◆ DIRECTIONS FOR THIS TASK
Can you restate the records below word for word?

◆ Saved data entries
──────

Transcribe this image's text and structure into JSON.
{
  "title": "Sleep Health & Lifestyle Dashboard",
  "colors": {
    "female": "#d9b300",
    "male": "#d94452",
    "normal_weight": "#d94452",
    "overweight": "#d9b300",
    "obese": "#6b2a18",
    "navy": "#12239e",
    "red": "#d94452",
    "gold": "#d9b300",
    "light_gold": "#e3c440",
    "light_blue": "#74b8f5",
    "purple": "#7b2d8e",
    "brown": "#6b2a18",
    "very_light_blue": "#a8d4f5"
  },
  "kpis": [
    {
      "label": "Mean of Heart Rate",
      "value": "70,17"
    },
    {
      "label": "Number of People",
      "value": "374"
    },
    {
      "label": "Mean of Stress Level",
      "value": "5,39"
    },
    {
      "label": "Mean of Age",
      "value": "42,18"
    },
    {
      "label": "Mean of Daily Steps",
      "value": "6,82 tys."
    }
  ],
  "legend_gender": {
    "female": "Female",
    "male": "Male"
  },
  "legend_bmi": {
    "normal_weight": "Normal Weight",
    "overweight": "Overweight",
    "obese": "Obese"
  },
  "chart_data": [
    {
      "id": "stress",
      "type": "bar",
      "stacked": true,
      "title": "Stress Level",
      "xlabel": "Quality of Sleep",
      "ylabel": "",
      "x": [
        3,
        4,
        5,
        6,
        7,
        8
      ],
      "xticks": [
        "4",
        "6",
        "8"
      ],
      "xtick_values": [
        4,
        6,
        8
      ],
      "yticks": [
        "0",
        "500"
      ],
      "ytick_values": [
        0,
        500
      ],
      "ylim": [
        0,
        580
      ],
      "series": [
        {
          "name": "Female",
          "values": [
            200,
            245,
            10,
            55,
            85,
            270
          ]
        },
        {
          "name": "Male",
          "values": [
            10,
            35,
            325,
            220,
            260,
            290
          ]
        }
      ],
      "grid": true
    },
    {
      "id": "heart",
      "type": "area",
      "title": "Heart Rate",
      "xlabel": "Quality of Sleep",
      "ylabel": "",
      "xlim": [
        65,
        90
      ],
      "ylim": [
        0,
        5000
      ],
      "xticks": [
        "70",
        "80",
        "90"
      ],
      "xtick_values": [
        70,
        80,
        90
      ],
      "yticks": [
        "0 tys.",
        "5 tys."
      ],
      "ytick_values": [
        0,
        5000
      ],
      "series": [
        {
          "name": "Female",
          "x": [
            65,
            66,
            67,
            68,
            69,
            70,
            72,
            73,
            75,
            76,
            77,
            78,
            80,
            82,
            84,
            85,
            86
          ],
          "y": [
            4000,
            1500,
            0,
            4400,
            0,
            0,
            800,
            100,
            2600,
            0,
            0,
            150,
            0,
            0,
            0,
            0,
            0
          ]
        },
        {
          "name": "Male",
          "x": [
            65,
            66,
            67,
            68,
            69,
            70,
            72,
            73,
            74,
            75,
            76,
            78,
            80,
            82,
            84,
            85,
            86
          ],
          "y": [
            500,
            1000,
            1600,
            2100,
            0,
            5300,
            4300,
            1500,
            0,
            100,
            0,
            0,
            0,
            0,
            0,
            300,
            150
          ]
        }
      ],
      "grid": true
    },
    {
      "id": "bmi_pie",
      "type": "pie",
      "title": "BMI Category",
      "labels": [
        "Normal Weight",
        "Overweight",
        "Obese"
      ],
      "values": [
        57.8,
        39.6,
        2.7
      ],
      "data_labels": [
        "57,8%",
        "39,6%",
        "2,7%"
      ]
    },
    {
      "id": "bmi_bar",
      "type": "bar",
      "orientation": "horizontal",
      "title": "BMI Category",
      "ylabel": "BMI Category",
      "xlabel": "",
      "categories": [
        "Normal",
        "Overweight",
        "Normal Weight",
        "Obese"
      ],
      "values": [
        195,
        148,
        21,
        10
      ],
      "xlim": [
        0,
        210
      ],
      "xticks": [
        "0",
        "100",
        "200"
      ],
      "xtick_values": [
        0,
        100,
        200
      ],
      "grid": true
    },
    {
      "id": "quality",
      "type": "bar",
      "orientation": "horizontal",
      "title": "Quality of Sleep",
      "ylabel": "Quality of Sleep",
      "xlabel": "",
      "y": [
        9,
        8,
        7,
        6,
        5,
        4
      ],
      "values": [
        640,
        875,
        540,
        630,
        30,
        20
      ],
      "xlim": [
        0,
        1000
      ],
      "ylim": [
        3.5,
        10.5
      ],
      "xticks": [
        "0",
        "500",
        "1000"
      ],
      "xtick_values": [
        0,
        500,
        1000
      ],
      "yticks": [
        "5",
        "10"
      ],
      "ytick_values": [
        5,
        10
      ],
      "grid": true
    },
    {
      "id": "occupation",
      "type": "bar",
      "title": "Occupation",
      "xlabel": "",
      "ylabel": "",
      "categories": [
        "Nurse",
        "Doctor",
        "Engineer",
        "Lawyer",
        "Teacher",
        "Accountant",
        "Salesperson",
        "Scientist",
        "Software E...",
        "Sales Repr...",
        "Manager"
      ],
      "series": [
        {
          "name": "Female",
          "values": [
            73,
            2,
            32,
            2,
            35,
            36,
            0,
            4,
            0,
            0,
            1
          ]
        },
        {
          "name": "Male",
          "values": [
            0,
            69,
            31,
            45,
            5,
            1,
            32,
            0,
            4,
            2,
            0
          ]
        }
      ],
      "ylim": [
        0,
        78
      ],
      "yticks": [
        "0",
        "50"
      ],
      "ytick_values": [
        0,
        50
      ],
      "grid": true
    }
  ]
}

──────

◆ RESPONSE TO THIS EXERCISE
Transcribe this image's text and structure into JSON.
{
  "title": "Sleep Health & Lifestyle Dashboard",
  "colors": {
    "female": "#d9b300",
    "male": "#d94452",
    "normal_weight": "#d94452",
    "overweight": "#d9b300",
    "obese": "#6b2a18",
    "navy": "#12239e",
    "red": "#d94452",
    "gold": "#d9b300",
    "light_gold": "#e3c440",
    "light_blue": "#74b8f5",
    "purple": "#7b2d8e",
    "brown": "#6b2a18",
    "very_light_blue": "#a8d4f5"
  },
  "kpis": [
    {
      "label": "Mean of Heart Rate",
      "value": "70,17"
    },
    {
      "label": "Number of People",
      "value": "374"
    },
    {
      "label": "Mean of Stress Level",
      "value": "5,39"
    },
    {
      "label": "Mean of Age",
      "value": "42,18"
    },
    {
      "label": "Mean of Daily Steps",
      "value": "6,82 tys."
    }
  ],
  "legend_gender": {
    "female": "Female",
    "male": "Male"
  },
  "legend_bmi": {
    "normal_weight": "Normal Weight",
    "overweight": "Overweight",
    "obese": "Obese"
  },
  "chart_data": [
    {
      "id": "stress",
      "type": "bar",
      "stacked": true,
      "title": "Stress Level",
      "xlabel": "Quality of Sleep",
      "ylabel": "",
      "x": [
        3,
        4,
        5,
        6,
        7,
        8
      ],
      "xticks": [
        "4",
        "6",
        "8"
      ],
      "xtick_values": [
        4,
        6,
        8
      ],
      "yticks": [
        "0",
        "500"
      ],
      "ytick_values": [
        0,
        500
      ],
      "ylim": [
        0,
        580
      ],
      "series": [
        {
          "name": "Female",
          "values": [
            200,
            245,
            10,
            55,
            85,
            270
          ]
        },
        {
          "name": "Male",
          "values": [
            10,
            35,
            325,
            220,
            260,
            290
          ]
        }
      ],
      "grid": true
    },
    {
      "id": "heart",
      "type": "area",
      "title": "Heart Rate",
      "xlabel": "Quality of Sleep",
      "ylabel": "",
      "xlim": [
        65,
        90
      ],
      "ylim": [
        0,
        5000
      ],
      "xticks": [
        "70",
        "80",
        "90"
      ],
      "xtick_values": [
        70,
        80,
        90
      ],
      "yticks": [
        "0 tys.",
        "5 tys."
      ],
      "ytick_values": [
        0,
        5000
      ],
      "series": [
        {
          "name": "Female",
          "x": [
            65,
            66,
            67,
            68,
            69,
            70,
            72,
            73,
            75,
            76,
            77,
            78,
            80,
            82,
            84,
            85,
            86
          ],
          "y": [
            4000,
            1500,
            0,
            4400,
            0,
            0,
            800,
            100,
            2600,
            0,
            0,
            150,
            0,
            0,
            0,
            0,
            0
          ]
        },
        {
          "name": "Male",
          "x": [
            65,
            66,
            67,
            68,
            69,
            70,
            72,
            73,
            74,
            75,
            76,
            78,
            80,
            82,
            84,
            85,
            86
          ],
          "y": [
            500,
            1000,
            1600,
            2100,
            0,
            5300,
            4300,
            1500,
            0,
            100,
            0,
            0,
            0,
            0,
            0,
            300,
            150
          ]
        }
      ],
      "grid": true
    },
    {
      "id": "bmi_pie",
      "type": "pie",
      "title": "BMI Category",
      "labels": [
        "Normal Weight",
        "Overweight",
        "Obese"
      ],
      "values": [
        57.8,
        39.6,
        2.7
      ],
      "data_labels": [
        "57,8%",
        "39,6%",
        "2,7%"
      ]
    },
    {
      "id": "bmi_bar",
      "type": "bar",
      "orientation": "horizontal",
      "title": "BMI Category",
      "ylabel": "BMI Category",
      "xlabel": "",
      "categories": [
        "Normal",
        "Overweight",
        "Normal Weight",
        "Obese"
      ],
      "values": [
        195,
        148,
        21,
        10
      ],
      "xlim": [
        0,
        210
      ],
      "xticks": [
        "0",
        "100",
        "200"
      ],
      "xtick_values": [
        0,
        100,
        200
      ],
      "grid": true
    },
    {
      "id": "quality",
      "type": "bar",
      "orientation": "horizontal",
      "title": "Quality of Sleep",
      "ylabel": "Quality of Sleep",
      "xlabel": "",
      "y": [
        9,
        8,
        7,
        6,
        5,
        4
      ],
      "values": [
        640,
        875,
        540,
        630,
        30,
        20
      ],
      "xlim": [
        0,
        1000
      ],
      "ylim": [
        3.5,
        10.5
      ],
      "xticks": [
        "0",
        "500",
        "1000"
      ],
      "xtick_values": [
        0,
        500,
        1000
      ],
      "yticks": [
        "5",
        "10"
      ],
      "ytick_values": [
        5,
        10
      ],
      "grid": true
    },
    {
      "id": "occupation",
      "type": "bar",
      "title": "Occupation",
      "xlabel": "",
      "ylabel": "",
      "categories": [
        "Nurse",
        "Doctor",
        "Engineer",
        "Lawyer",
        "Teacher",
        "Accountant",
        "Salesperson",
        "Scientist",
        "Software E...",
        "Sales Repr...",
        "Manager"
      ],
      "series": [
        {
          "name": "Female",
          "values": [
            73,
            2,
            32,
            2,
            35,
            36,
            0,
            4,
            0,
            0,
            1
          ]
        },
        {
          "name": "Male",
          "values": [
            0,
            69,
            31,
            45,
            5,
            1,
            32,
            0,
            4,
            2,
            0
          ]
        }
      ],
      "ylim": [
        0,
        78
      ],
      "yticks": [
        "0",
        "50"
      ],
      "ytick_values": [
        0,
        50
      ],
      "grid": true
    }
  ]
}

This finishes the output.